• **What the task asks**:
Using the records below, locate all lines containing "Agron" and return them.

• **Input data**:
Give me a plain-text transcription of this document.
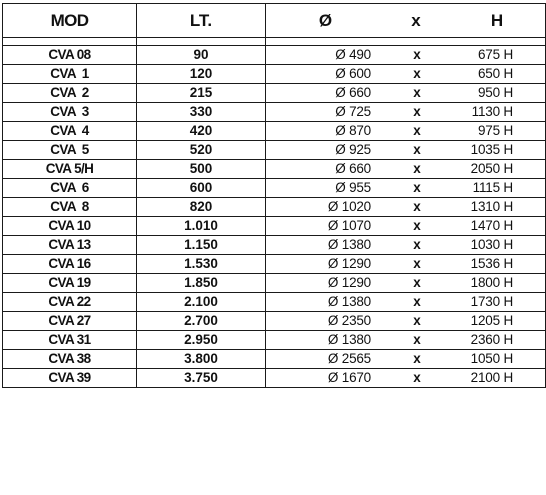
MOD	LT.	Ø x H

CVA 08	90	Ø 490 x 675 H

CVA  1	120	Ø 600 x 650 H

CVA  2	215	Ø 660 x 950 H

CVA  3	330	Ø 725 x 1130 H

CVA  4	420	Ø 870 x 975 H

CVA  5	520	Ø 925 x 1035 H

CVA 5/H	500	Ø 660 x 2050 H

CVA  6	600	Ø 955 x 1115 H

CVA  8	820	Ø 1020 x 1310 H

CVA 10	1.010	Ø 1070 x 1470 H

CVA 13	1.150	Ø 1380 x 1030 H

CVA 16	1.530	Ø 1290 x 1536 H

CVA 19	1.850	Ø 1290 x 1800 H

CVA 22	2.100	Ø 1380 x 1730 H

CVA 27	2.700	Ø 2350 x 1205 H

CVA 31	2.950	Ø 1380 x 2360 H

CVA 38	3.800	Ø 2565 x 1050 H

CVA 39	3.750	Ø 1670 x 2100 H
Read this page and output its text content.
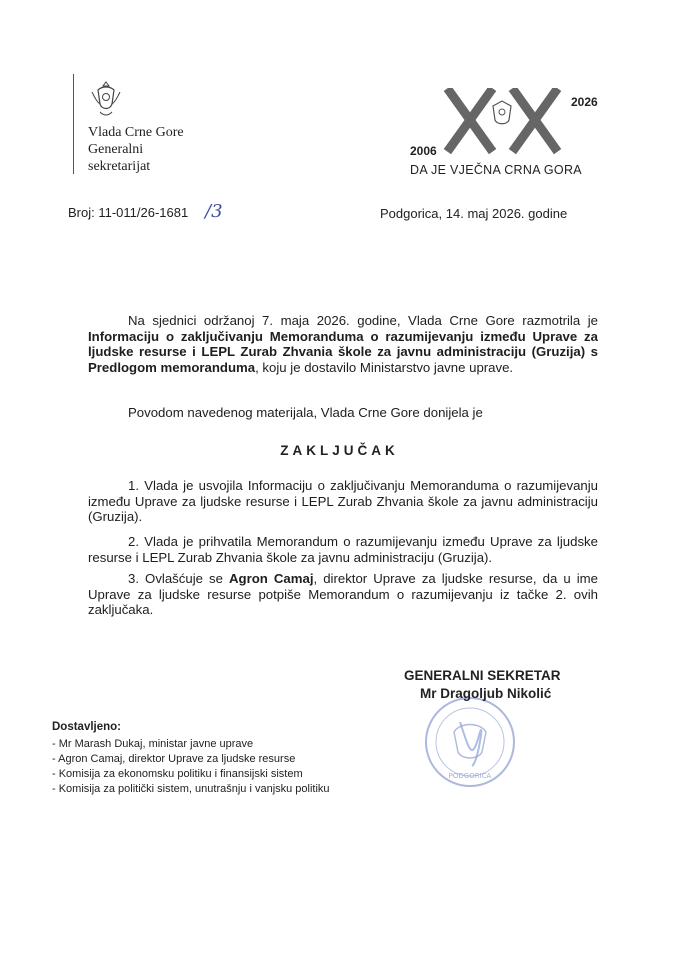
Vlada Crne Gore
Generalni
sekretarijat
2006
2026
DA JE VJEČNA CRNA GORA
Broj: 11-011/26-1681 /3	Podgorica, 14. maj 2026. godine
Na sjednici održanoj 7. maja 2026. godine, Vlada Crne Gore razmotrila je Informaciju o zaključivanju Memoranduma o razumijevanju između Uprave za ljudske resurse i LEPL Zurab Zhvania škole za javnu administraciju (Gruzija) s Predlogom memoranduma, koju je dostavilo Ministarstvo javne uprave.
Povodom navedenog materijala, Vlada Crne Gore donijela je
ZAKLJUČAK
1. Vlada je usvojila Informaciju o zaključivanju Memoranduma o razumijevanju između Uprave za ljudske resurse i LEPL Zurab Zhvania škole za javnu administraciju (Gruzija).
2. Vlada je prihvatila Memorandum o razumijevanju između Uprave za ljudske resurse i LEPL Zurab Zhvania škole za javnu administraciju (Gruzija).
3. Ovlašćuje se Agron Camaj, direktor Uprave za ljudske resurse, da u ime Uprave za ljudske resurse potpiše Memorandum o razumijevanju iz tačke 2. ovih zaključaka.
PODGORICA
GENERALNI SEKRETAR
Mr Dragoljub Nikolić
Dostavljeno:
- Mr Marash Dukaj, ministar javne uprave
- Agron Camaj, direktor Uprave za ljudske resurse
- Komisija za ekonomsku politiku i finansijski sistem
- Komisija za politički sistem, unutrašnju i vanjsku politiku
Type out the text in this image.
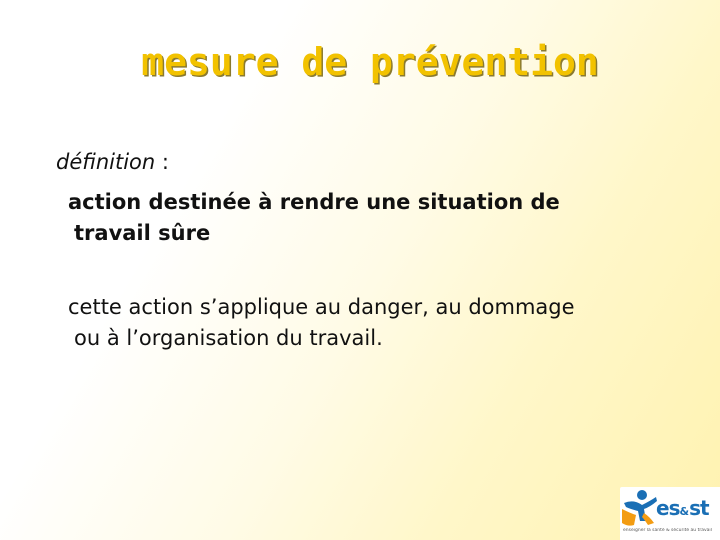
mesure de prévention
définition :
action destinée à rendre une situation de
travail sûre
cette action s’applique au danger, au dommage
ou à l’organisation du travail.
es&st
enseigner la santé & sécurité au travail
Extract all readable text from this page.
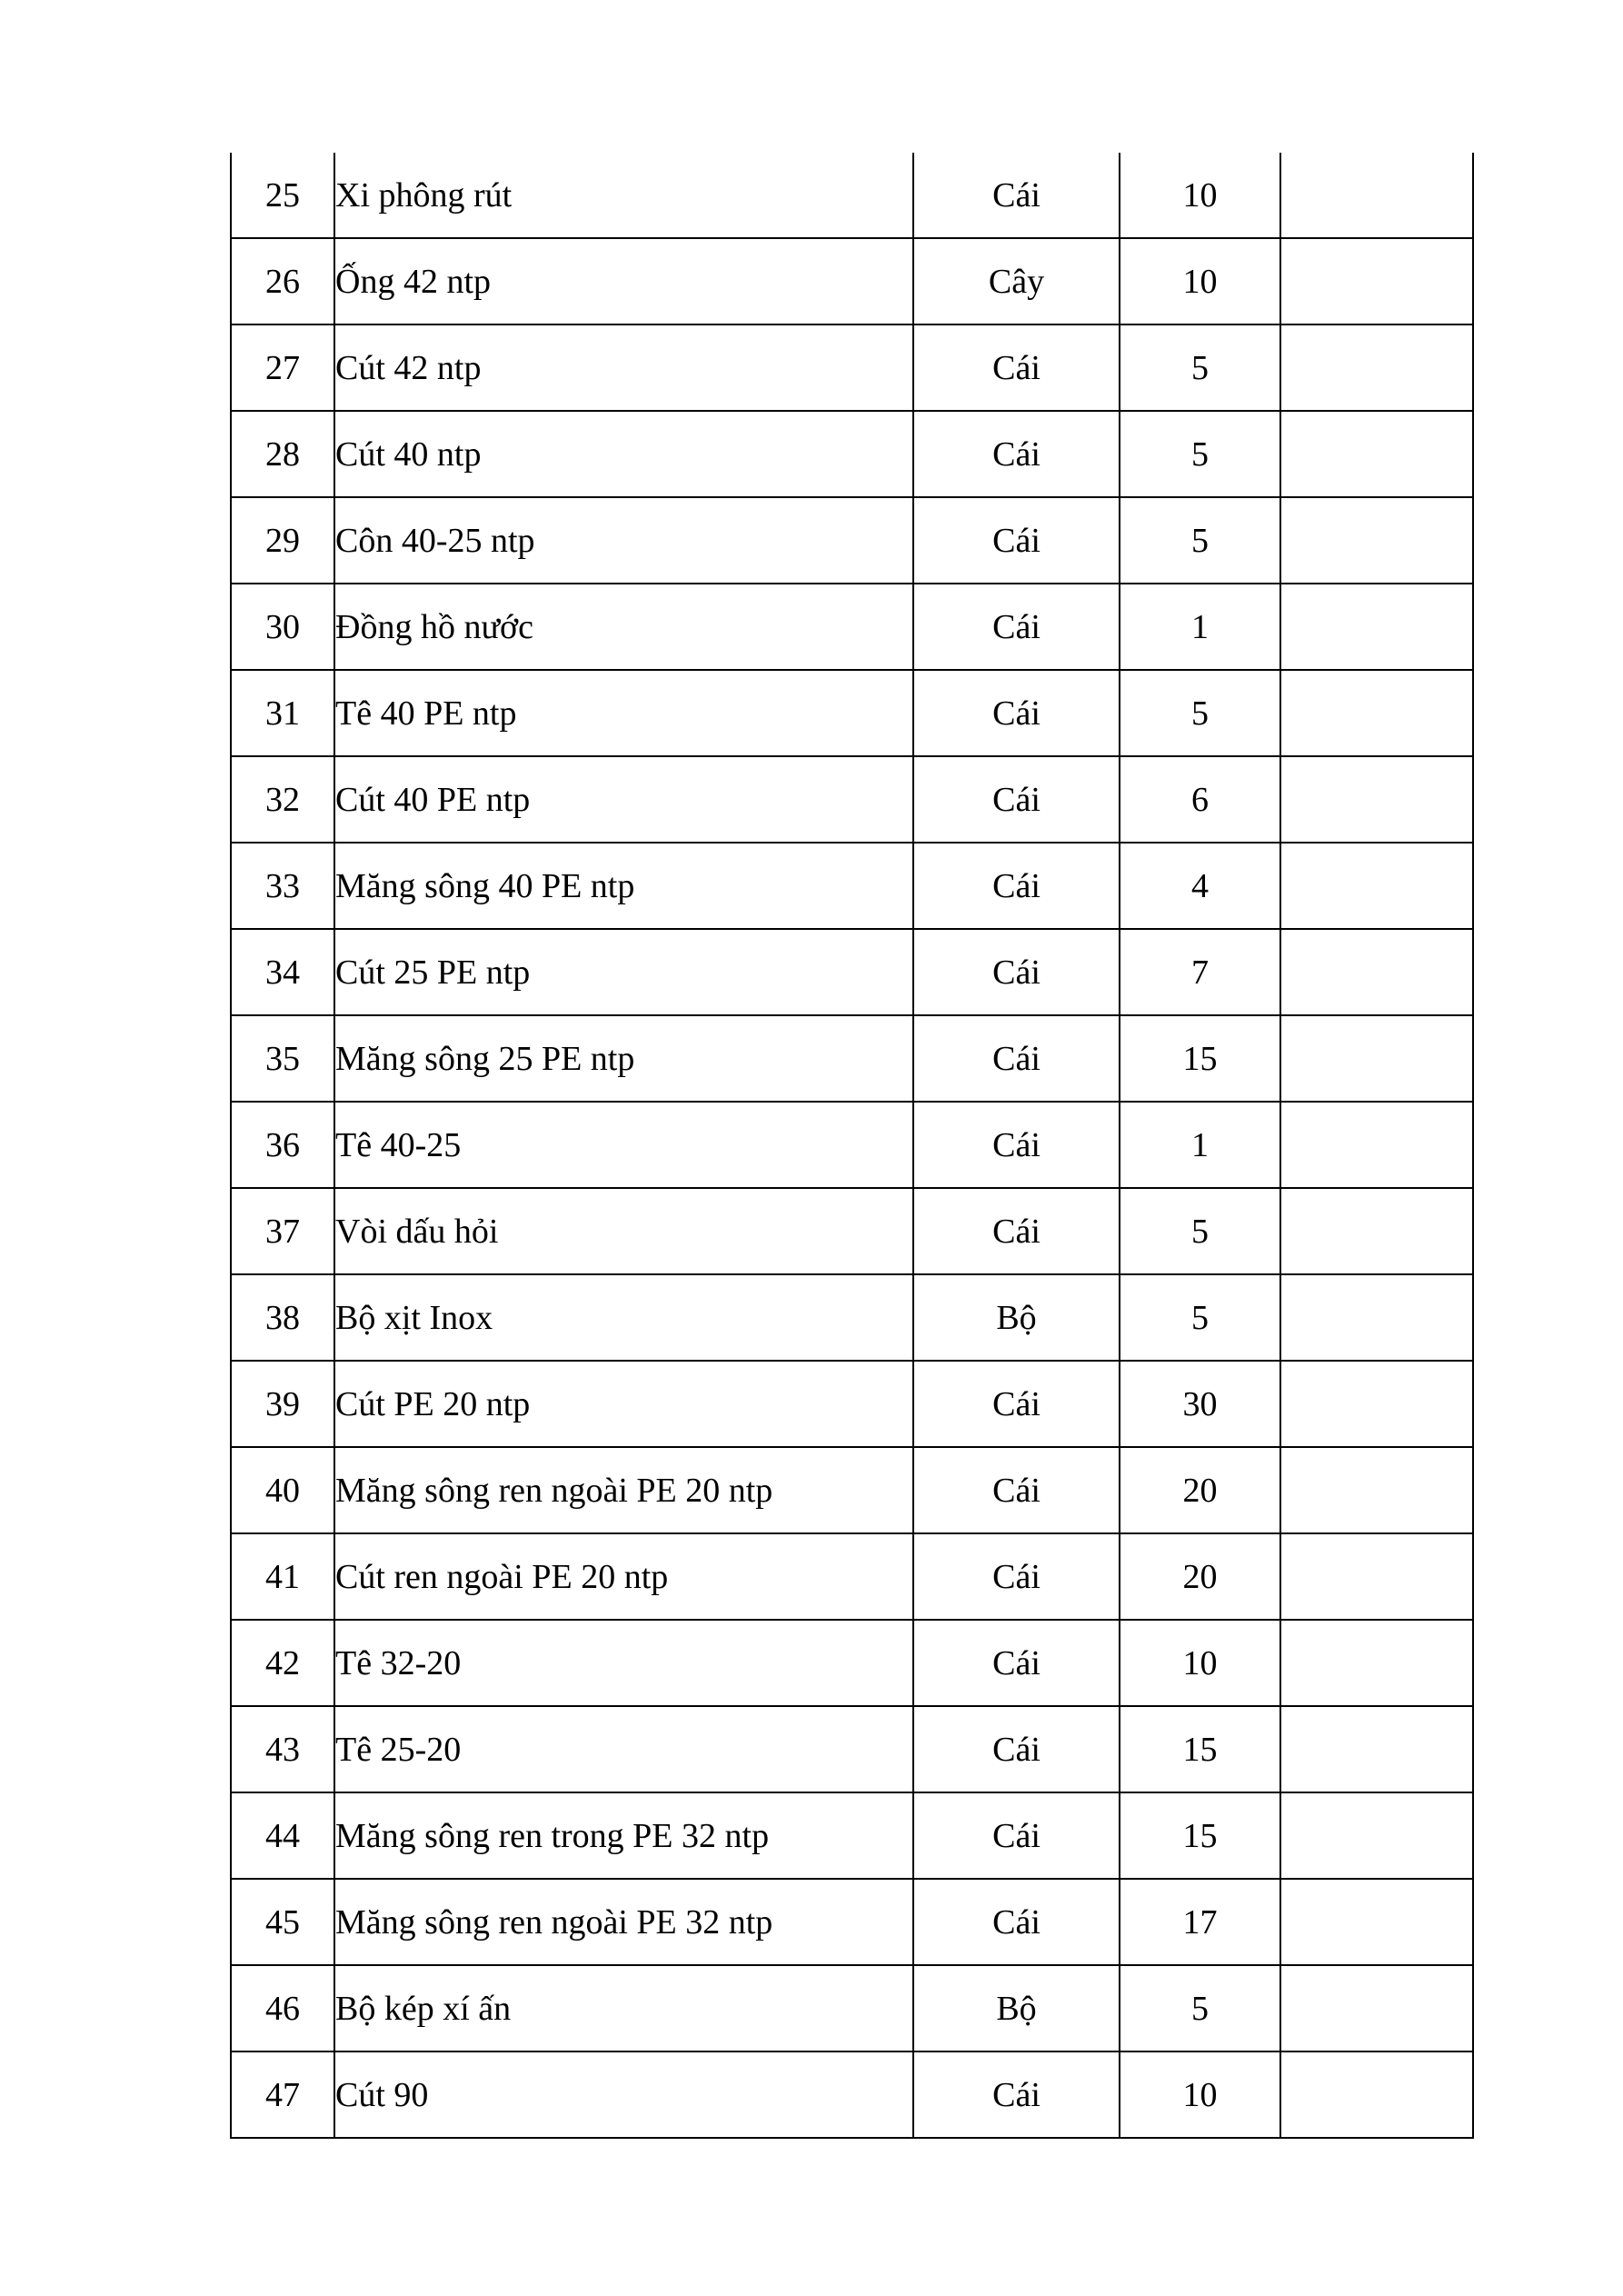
25	Xi phông rút	Cái	10	
26	Ống 42 ntp	Cây	10	
27	Cút 42 ntp	Cái	5	
28	Cút 40 ntp	Cái	5	
29	Côn 40-25 ntp	Cái	5	
30	Đồng hồ nước	Cái	1	
31	Tê 40 PE ntp	Cái	5	
32	Cút 40 PE ntp	Cái	6	
33	Măng sông 40 PE ntp	Cái	4	
34	Cút 25 PE ntp	Cái	7	
35	Măng sông 25 PE ntp	Cái	15	
36	Tê 40-25	Cái	1	
37	Vòi dấu hỏi	Cái	5	
38	Bộ xịt Inox	Bộ	5	
39	Cút PE 20 ntp	Cái	30	
40	Măng sông ren ngoài PE 20 ntp	Cái	20	
41	Cút ren ngoài PE 20 ntp	Cái	20	
42	Tê 32-20	Cái	10	
43	Tê 25-20	Cái	15	
44	Măng sông ren trong PE 32 ntp	Cái	15	
45	Măng sông ren ngoài PE 32 ntp	Cái	17	
46	Bộ kép xí ấn	Bộ	5	
47	Cút 90	Cái	10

• **Solution**:
3. Ovlašćuje se Agron Camaj, direktor Uprave za ljudske resurse, da u ime Uprave za ljudske resurse potpiše Memorandum o razumijevanju iz tačke 2. ovih zaključaka.
- Agron Camaj, direktor Uprave za ljudske resurse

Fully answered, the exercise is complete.